What to do »
Extract the data exactly, missing nothing.

Exercise inputs »

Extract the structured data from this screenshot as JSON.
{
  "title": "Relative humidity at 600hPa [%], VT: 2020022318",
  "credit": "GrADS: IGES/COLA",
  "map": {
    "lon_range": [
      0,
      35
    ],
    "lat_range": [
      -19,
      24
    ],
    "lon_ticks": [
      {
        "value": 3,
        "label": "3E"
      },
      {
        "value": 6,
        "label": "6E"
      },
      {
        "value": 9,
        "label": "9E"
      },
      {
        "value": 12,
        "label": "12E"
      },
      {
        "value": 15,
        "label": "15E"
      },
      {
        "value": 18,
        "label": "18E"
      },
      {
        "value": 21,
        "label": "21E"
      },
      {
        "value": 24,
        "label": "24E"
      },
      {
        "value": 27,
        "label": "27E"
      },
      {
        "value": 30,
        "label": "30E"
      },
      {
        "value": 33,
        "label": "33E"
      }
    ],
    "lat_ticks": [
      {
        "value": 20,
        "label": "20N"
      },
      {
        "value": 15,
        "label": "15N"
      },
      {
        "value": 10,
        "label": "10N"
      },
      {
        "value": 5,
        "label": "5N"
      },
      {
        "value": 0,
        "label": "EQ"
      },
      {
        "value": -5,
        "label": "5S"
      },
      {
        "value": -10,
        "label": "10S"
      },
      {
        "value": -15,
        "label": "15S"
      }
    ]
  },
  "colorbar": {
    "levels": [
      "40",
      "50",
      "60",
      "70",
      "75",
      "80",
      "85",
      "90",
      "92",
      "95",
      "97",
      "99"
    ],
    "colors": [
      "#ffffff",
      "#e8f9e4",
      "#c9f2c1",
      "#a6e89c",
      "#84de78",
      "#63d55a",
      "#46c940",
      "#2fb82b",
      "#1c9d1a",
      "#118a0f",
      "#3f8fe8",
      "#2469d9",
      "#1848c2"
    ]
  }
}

Solution to the problem »
Extract the structured data from this screenshot as JSON.
{
  "title": "Relative humidity at 600hPa [%], VT: 2020022318",
  "credit": "GrADS: IGES/COLA",
  "map": {
    "lon_range": [
      0,
      35
    ],
    "lat_range": [
      -19,
      24
    ],
    "lon_ticks": [
      {
        "value": 3,
        "label": "3E"
      },
      {
        "value": 6,
        "label": "6E"
      },
      {
        "value": 9,
        "label": "9E"
      },
      {
        "value": 12,
        "label": "12E"
      },
      {
        "value": 15,
        "label": "15E"
      },
      {
        "value": 18,
        "label": "18E"
      },
      {
        "value": 21,
        "label": "21E"
      },
      {
        "value": 24,
        "label": "24E"
      },
      {
        "value": 27,
        "label": "27E"
      },
      {
        "value": 30,
        "label": "30E"
      },
      {
        "value": 33,
        "label": "33E"
      }
    ],
    "lat_ticks": [
      {
        "value": 20,
        "label": "20N"
      },
      {
        "value": 15,
        "label": "15N"
      },
      {
        "value": 10,
        "label": "10N"
      },
      {
        "value": 5,
        "label": "5N"
      },
      {
        "value": 0,
        "label": "EQ"
      },
      {
        "value": -5,
        "label": "5S"
      },
      {
        "value": -10,
        "label": "10S"
      },
      {
        "value": -15,
        "label": "15S"
      }
    ]
  },
  "colorbar": {
    "levels": [
      "40",
      "50",
      "60",
      "70",
      "75",
      "80",
      "85",
      "90",
      "92",
      "95",
      "97",
      "99"
    ],
    "colors": [
      "#ffffff",
      "#e8f9e4",
      "#c9f2c1",
      "#a6e89c",
      "#84de78",
      "#63d55a",
      "#46c940",
      "#2fb82b",
      "#1c9d1a",
      "#118a0f",
      "#3f8fe8",
      "#2469d9",
      "#1848c2"
    ]
  }
}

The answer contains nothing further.